(Entries with figure data)
(begin)

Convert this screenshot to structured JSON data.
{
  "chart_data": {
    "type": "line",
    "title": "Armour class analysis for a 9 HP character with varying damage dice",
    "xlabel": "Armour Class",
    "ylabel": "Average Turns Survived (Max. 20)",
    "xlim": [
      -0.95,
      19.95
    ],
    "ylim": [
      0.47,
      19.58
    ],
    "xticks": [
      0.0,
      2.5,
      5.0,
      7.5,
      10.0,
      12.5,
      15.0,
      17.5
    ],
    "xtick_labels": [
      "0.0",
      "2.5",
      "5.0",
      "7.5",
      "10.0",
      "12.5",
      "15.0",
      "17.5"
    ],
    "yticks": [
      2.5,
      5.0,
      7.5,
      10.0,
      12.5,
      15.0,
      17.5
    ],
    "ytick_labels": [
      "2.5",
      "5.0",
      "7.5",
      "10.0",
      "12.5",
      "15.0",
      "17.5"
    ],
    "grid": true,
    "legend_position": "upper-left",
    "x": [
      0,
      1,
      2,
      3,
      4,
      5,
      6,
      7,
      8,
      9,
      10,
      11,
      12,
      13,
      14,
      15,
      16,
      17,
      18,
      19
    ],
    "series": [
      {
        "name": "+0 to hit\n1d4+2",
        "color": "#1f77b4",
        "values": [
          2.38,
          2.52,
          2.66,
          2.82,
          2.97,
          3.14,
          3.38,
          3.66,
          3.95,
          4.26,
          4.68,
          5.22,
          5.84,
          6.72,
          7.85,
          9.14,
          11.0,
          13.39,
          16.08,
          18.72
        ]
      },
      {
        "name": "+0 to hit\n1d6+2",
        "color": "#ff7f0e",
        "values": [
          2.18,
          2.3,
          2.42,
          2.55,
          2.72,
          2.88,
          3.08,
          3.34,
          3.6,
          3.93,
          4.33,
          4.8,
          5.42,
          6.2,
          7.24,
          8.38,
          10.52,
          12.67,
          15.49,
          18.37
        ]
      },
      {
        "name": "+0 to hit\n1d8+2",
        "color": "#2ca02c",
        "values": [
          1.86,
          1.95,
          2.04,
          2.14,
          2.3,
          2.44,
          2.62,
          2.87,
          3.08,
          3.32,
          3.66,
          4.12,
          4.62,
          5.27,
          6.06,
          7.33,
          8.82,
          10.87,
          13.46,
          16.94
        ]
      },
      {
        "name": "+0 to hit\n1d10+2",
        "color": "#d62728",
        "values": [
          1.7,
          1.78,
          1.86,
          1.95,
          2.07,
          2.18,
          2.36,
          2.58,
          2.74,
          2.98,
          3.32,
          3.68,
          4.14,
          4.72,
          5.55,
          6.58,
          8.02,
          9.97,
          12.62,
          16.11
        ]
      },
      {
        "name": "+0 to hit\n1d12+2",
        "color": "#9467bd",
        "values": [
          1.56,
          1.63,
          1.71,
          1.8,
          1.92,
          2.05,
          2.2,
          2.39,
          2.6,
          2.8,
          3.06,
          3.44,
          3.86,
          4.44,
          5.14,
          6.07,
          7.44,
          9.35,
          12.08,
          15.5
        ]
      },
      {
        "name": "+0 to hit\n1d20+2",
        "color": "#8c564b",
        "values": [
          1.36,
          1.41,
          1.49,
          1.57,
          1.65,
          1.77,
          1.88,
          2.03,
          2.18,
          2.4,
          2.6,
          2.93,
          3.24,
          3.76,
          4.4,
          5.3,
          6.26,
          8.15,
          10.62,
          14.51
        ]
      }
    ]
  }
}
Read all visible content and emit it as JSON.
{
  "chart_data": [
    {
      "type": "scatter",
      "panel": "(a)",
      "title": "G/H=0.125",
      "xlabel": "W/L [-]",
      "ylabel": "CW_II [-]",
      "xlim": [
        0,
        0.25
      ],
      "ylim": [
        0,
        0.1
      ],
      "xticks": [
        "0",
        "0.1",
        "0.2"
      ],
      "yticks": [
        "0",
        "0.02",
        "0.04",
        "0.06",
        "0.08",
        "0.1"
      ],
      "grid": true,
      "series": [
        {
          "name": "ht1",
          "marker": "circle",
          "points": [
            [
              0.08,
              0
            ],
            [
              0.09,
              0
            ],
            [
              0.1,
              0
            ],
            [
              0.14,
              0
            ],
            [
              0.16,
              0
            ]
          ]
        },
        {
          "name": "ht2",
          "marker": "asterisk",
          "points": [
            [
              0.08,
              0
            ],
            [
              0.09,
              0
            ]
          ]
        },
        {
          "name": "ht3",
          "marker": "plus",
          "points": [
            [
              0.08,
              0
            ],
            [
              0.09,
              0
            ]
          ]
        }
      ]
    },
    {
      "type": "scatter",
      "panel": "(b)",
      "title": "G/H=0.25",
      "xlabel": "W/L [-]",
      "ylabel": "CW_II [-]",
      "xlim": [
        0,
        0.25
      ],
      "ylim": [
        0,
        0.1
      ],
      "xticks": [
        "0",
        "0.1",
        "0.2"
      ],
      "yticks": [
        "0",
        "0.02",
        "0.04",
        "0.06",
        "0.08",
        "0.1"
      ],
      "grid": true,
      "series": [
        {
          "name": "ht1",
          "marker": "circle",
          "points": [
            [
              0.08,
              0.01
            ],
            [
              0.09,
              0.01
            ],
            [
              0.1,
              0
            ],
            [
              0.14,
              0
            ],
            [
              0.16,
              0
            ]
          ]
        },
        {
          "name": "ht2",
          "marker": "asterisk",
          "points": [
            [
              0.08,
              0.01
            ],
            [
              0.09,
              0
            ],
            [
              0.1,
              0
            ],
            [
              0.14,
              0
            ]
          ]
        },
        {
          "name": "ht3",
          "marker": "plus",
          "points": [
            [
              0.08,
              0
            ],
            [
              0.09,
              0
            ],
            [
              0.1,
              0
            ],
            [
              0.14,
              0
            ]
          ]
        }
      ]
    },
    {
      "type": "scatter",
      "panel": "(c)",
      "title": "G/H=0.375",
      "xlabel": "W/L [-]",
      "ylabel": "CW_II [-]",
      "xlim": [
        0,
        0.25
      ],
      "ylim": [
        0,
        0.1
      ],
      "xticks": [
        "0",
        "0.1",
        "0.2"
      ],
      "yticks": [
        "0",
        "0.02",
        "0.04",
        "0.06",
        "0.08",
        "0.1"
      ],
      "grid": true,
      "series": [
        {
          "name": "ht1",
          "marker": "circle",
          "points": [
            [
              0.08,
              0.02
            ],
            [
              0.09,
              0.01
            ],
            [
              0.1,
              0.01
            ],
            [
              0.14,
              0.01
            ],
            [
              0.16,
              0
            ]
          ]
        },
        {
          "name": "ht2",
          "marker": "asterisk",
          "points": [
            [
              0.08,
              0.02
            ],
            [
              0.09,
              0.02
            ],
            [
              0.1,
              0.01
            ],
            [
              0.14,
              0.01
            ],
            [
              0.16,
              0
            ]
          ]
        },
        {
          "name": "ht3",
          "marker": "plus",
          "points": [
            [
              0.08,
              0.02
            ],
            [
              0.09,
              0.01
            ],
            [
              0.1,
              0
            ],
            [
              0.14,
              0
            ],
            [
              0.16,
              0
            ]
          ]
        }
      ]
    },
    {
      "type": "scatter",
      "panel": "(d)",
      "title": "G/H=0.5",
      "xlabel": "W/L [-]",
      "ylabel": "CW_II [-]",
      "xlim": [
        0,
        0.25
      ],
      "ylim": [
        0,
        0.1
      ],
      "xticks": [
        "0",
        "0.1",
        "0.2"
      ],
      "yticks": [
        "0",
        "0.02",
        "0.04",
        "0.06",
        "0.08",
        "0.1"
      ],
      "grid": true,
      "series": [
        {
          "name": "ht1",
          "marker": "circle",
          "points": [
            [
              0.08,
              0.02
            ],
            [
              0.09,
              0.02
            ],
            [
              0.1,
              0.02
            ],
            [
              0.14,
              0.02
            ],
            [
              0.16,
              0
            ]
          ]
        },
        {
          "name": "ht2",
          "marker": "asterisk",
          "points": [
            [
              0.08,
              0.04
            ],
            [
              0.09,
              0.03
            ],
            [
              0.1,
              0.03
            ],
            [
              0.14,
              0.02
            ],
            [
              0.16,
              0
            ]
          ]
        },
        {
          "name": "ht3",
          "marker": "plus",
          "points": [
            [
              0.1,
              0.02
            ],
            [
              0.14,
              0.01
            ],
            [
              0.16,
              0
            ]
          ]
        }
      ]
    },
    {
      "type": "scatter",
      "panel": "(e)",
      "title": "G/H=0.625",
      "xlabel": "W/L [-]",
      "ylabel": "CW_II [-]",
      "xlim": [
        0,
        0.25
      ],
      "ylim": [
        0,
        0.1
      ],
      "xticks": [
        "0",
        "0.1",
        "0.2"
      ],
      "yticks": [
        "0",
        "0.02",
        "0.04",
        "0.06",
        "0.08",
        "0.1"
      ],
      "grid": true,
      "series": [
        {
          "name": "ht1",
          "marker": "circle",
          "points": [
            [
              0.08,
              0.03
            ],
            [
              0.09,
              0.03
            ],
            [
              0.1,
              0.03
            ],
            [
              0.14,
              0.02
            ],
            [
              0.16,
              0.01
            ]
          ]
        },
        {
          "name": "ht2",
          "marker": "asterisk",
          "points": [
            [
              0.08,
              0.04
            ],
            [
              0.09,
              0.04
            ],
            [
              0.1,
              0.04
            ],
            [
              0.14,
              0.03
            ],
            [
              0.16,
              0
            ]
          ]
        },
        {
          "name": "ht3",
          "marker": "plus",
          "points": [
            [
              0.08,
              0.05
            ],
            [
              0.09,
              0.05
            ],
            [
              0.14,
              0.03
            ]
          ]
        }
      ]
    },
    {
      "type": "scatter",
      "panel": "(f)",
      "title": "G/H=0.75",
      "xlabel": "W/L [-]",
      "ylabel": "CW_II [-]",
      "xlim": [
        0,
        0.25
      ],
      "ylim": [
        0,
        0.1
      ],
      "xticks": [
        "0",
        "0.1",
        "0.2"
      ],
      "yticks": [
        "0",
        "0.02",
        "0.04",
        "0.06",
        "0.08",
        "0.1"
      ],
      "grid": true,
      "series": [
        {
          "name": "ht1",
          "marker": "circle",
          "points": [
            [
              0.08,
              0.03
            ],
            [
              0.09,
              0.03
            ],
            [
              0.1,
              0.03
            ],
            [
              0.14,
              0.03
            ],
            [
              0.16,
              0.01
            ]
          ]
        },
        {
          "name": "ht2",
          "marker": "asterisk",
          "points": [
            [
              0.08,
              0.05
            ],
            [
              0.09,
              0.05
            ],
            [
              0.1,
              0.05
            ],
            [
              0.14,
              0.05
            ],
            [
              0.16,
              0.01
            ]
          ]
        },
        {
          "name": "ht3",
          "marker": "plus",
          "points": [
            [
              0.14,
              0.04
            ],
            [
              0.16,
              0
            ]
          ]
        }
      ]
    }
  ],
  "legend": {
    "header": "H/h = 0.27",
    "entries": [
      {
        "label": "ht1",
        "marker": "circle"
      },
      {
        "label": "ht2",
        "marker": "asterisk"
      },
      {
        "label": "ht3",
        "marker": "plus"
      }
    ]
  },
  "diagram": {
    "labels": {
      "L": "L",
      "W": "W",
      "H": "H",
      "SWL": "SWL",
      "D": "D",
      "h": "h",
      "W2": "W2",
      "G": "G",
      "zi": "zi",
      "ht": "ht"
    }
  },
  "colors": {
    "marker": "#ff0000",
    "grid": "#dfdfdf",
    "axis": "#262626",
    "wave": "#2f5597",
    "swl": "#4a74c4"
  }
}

(end)

Show all lines in the entries above where the string "JSON" appears.

Convert this screenshot to structured JSON data.
Read all visible content and emit it as JSON.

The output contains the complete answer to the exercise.